Every line below that includes "suffix" counts toward the total. Report that total alone.

═══

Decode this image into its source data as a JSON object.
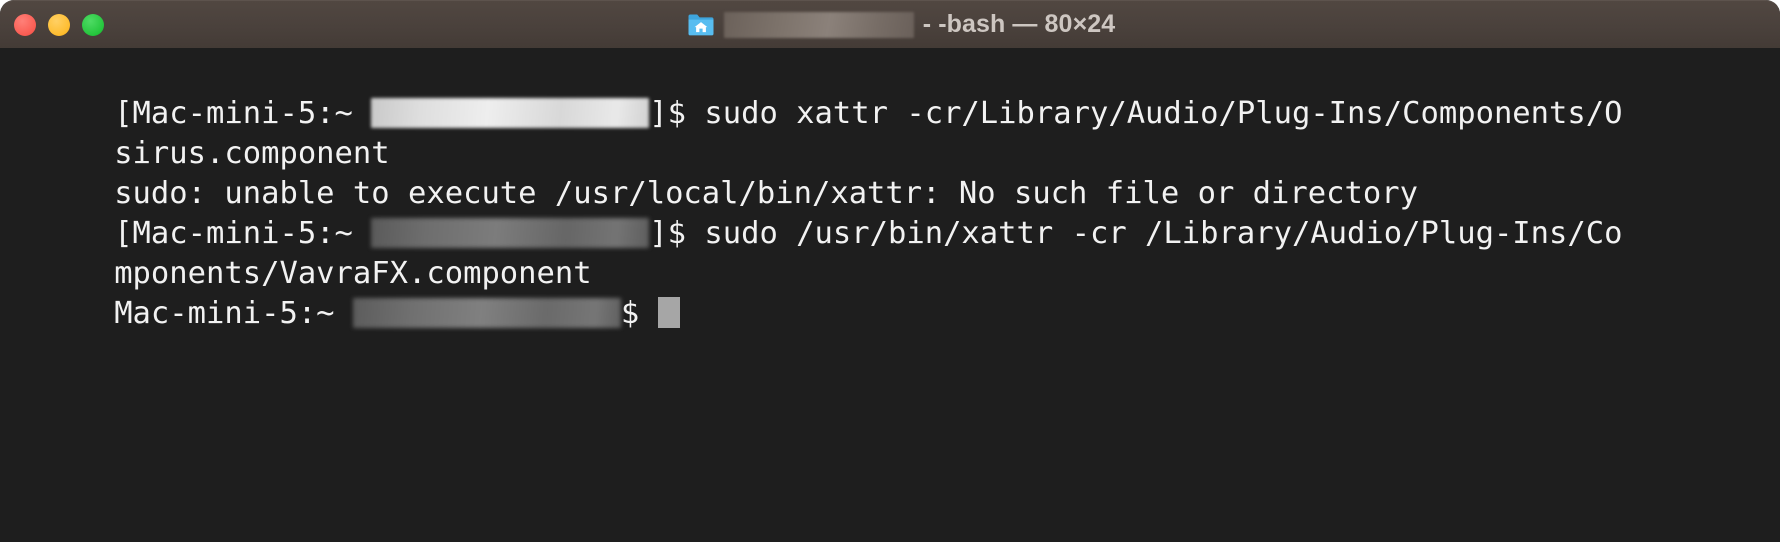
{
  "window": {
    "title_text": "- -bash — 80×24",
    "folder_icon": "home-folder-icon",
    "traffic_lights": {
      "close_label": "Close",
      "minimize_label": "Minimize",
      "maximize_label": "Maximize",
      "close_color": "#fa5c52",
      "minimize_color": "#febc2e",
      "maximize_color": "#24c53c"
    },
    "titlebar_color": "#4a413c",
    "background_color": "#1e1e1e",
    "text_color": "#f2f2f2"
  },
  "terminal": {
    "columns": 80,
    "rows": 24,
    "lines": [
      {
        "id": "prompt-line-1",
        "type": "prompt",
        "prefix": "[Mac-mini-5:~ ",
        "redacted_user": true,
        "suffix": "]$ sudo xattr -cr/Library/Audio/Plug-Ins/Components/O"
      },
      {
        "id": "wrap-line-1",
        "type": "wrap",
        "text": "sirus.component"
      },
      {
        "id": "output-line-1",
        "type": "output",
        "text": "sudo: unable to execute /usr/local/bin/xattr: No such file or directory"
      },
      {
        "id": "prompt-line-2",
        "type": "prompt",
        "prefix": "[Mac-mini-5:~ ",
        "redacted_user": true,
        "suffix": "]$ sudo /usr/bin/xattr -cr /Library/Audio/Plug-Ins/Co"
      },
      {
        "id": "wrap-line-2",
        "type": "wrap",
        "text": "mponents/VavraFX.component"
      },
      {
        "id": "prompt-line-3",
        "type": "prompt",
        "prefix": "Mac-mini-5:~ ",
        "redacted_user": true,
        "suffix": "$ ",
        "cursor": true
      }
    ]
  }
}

═══

Answer to this problem :: 3